> _Exercise objective_: Counting only lines that hold "Kandidaten", give the total and nothing more.
+ + + + + + +
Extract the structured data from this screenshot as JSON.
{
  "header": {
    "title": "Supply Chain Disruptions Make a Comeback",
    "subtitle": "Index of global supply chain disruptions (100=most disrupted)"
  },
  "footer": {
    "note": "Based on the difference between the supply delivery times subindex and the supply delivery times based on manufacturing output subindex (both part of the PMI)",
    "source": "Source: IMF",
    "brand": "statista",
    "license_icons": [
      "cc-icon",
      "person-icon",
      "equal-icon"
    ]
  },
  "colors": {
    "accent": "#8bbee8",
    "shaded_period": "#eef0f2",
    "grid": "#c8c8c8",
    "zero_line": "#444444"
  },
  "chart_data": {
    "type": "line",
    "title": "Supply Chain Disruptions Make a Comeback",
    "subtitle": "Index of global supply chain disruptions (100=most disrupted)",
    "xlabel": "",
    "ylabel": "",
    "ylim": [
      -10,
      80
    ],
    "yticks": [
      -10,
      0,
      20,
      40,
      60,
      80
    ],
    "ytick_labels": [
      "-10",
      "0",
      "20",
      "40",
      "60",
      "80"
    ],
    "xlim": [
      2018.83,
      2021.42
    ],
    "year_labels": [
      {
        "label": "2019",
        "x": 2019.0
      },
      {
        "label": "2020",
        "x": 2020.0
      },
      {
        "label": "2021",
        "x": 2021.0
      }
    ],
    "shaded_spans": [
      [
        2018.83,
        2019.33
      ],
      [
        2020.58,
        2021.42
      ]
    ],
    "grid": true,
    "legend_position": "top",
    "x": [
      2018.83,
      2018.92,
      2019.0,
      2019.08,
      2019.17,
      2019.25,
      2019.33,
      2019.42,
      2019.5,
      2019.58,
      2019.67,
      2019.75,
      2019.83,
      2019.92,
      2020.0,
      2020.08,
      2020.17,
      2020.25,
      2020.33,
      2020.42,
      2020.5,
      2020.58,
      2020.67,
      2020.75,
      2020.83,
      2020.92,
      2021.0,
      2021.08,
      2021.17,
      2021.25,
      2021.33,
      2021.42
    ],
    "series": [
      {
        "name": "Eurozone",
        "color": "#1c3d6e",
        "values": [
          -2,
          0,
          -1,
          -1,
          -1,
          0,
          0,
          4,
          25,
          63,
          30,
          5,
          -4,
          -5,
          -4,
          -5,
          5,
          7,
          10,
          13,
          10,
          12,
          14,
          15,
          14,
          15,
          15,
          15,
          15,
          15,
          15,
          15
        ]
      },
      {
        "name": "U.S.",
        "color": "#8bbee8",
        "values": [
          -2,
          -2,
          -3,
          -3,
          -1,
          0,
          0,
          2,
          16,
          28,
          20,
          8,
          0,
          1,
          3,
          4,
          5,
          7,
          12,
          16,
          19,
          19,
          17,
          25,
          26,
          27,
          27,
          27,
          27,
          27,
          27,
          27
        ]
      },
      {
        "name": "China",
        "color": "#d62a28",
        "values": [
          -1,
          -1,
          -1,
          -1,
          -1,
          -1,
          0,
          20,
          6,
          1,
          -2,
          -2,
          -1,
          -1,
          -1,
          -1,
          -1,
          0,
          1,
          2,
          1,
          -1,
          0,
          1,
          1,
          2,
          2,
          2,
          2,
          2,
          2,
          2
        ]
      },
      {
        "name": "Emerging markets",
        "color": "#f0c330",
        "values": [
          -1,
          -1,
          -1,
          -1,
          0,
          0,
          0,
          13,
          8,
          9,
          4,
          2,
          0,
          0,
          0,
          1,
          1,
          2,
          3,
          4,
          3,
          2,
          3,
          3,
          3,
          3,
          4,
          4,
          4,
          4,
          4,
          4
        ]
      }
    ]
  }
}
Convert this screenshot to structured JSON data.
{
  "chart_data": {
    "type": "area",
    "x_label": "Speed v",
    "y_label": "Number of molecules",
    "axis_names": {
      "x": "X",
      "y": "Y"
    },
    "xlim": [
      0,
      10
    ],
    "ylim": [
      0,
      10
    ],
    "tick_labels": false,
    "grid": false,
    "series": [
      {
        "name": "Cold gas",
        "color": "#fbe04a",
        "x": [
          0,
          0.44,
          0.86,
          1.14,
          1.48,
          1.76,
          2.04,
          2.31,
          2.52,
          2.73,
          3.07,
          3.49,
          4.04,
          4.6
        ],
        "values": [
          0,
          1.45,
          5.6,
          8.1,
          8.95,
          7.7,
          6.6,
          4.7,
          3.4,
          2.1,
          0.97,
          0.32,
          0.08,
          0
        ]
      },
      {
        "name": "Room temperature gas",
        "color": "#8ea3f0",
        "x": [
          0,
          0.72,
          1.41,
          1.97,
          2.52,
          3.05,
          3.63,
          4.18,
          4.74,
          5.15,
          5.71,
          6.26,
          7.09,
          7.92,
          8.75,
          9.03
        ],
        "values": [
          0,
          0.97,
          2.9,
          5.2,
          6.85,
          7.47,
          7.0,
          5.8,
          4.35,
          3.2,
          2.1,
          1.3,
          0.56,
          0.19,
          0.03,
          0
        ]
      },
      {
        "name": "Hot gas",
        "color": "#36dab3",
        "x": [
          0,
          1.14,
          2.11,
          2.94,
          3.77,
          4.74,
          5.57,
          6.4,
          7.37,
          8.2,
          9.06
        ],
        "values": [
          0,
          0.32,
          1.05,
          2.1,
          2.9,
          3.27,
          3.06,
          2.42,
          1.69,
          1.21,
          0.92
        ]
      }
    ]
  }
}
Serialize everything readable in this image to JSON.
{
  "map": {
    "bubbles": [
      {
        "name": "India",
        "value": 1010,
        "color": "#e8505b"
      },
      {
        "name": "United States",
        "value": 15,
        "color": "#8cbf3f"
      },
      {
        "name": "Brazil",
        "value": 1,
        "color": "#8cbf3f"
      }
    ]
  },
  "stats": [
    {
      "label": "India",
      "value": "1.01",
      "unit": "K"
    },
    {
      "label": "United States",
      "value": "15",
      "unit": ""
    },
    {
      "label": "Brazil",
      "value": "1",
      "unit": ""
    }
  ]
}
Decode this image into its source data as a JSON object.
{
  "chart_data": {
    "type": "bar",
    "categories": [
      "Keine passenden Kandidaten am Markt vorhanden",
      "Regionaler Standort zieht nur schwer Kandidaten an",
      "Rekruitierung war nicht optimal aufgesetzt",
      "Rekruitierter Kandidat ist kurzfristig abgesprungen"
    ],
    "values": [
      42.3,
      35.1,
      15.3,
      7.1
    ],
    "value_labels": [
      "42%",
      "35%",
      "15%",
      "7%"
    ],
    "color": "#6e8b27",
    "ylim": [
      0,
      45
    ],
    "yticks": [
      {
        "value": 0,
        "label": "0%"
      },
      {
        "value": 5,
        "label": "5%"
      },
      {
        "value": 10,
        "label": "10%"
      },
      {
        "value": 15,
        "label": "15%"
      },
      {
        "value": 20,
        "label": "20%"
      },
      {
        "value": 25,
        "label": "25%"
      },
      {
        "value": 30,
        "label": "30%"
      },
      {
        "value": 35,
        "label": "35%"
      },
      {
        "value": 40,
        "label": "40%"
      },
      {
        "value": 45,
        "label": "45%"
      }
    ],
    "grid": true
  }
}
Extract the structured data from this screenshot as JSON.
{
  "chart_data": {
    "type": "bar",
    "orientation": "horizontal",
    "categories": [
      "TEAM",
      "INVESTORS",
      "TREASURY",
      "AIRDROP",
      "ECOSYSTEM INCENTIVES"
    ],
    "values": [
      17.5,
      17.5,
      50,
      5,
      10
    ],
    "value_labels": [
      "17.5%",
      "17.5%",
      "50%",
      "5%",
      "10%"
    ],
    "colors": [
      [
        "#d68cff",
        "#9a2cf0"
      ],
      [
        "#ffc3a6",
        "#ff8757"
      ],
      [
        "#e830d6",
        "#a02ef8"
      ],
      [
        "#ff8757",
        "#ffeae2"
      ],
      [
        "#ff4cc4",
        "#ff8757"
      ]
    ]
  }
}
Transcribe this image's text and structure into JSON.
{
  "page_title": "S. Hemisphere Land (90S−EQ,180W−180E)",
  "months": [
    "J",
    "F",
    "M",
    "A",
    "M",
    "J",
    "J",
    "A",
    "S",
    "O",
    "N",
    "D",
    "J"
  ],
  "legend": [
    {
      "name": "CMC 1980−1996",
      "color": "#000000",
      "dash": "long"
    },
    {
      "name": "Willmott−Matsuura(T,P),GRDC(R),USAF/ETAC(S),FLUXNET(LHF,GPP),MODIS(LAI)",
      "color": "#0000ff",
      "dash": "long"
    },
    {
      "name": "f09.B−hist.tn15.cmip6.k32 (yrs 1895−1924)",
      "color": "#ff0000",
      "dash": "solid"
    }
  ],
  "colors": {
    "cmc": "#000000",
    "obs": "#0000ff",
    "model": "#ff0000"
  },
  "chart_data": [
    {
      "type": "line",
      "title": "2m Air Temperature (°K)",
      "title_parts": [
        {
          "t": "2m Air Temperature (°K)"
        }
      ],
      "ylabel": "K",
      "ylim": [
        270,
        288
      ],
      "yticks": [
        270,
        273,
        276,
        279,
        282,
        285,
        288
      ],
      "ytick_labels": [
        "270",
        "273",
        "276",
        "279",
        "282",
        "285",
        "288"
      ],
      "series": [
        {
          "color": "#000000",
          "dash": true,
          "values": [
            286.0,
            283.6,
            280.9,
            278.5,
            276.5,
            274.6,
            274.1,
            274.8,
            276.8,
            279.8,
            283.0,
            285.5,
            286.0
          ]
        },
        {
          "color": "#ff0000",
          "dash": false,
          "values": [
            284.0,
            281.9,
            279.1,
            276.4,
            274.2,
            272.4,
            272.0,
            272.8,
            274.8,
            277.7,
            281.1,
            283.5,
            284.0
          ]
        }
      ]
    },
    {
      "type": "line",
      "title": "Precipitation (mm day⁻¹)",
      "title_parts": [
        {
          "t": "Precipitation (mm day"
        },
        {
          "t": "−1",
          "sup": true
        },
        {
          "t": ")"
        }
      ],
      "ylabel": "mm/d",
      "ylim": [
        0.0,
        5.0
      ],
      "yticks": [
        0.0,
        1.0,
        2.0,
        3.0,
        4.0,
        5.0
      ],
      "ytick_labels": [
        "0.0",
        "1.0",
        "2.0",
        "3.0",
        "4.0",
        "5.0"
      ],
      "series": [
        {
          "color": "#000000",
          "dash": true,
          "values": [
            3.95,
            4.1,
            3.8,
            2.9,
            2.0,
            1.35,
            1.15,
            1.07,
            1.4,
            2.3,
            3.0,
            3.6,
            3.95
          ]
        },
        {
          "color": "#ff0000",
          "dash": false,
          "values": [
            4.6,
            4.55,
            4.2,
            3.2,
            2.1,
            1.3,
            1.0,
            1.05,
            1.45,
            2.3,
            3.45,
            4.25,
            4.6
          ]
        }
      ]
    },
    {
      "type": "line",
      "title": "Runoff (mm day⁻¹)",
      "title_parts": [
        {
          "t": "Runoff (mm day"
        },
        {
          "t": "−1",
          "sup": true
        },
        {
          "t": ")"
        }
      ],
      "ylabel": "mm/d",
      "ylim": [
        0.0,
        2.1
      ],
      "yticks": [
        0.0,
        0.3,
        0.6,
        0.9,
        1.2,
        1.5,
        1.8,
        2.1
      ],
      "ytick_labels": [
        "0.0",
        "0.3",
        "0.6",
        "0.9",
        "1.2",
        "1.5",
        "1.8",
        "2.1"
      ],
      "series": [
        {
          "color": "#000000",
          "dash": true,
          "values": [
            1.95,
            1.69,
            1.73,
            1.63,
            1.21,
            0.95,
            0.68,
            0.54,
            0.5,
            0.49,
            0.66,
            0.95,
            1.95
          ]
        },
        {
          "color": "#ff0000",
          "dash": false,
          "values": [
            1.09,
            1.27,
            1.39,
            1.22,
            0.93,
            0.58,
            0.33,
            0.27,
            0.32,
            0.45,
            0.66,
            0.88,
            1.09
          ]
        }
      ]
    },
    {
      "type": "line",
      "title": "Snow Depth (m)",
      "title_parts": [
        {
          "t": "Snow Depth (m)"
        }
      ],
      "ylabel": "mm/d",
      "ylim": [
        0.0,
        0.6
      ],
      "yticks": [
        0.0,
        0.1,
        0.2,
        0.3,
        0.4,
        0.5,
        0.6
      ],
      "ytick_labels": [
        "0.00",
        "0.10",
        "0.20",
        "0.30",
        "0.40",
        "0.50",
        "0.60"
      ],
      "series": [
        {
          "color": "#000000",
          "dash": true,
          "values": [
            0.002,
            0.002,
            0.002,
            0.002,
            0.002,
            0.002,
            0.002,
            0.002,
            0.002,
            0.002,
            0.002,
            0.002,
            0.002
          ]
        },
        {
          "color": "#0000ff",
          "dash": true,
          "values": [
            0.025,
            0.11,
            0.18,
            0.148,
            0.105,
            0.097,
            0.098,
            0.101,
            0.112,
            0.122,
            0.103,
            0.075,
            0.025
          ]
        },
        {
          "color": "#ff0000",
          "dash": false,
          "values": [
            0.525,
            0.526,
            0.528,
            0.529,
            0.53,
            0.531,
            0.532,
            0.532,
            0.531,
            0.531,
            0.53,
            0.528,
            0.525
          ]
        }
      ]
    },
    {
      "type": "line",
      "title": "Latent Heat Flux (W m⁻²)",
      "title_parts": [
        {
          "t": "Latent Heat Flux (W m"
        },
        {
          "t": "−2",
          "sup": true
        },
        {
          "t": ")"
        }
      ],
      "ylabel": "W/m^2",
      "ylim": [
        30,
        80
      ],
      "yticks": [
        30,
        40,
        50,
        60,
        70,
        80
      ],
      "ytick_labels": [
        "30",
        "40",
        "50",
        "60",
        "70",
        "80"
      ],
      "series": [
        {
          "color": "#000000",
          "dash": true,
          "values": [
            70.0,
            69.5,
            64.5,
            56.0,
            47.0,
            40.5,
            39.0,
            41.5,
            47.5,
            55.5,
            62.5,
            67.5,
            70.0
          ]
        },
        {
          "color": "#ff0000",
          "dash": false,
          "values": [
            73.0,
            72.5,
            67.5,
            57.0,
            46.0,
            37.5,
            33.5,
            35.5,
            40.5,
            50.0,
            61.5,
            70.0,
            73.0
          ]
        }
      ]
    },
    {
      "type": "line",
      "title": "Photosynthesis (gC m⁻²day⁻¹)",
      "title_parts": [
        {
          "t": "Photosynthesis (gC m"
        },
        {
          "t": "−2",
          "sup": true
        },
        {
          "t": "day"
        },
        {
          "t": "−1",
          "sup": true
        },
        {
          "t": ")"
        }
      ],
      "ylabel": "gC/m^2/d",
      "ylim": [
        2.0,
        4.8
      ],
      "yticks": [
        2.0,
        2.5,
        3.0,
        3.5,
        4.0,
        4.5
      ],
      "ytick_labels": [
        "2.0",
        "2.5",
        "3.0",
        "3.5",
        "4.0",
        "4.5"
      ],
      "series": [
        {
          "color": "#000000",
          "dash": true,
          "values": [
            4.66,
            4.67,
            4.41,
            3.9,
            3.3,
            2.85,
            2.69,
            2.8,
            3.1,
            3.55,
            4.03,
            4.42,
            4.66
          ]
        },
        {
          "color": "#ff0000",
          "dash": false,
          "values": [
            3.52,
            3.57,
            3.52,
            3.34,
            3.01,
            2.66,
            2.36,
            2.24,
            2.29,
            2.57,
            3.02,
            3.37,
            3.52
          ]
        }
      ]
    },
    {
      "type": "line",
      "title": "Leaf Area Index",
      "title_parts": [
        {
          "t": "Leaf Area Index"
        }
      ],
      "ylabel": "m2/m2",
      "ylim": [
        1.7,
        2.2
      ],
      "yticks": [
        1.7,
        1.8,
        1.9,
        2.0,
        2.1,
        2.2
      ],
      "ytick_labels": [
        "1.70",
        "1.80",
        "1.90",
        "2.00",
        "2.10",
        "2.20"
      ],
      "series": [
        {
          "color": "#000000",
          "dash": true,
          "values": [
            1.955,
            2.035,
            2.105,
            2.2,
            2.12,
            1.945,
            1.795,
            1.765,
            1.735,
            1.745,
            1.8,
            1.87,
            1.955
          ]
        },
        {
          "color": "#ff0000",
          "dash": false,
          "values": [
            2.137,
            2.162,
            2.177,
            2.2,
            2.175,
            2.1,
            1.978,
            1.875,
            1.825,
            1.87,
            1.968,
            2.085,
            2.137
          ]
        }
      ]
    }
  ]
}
+ + + + + + +
> _Result for this exercise_: 2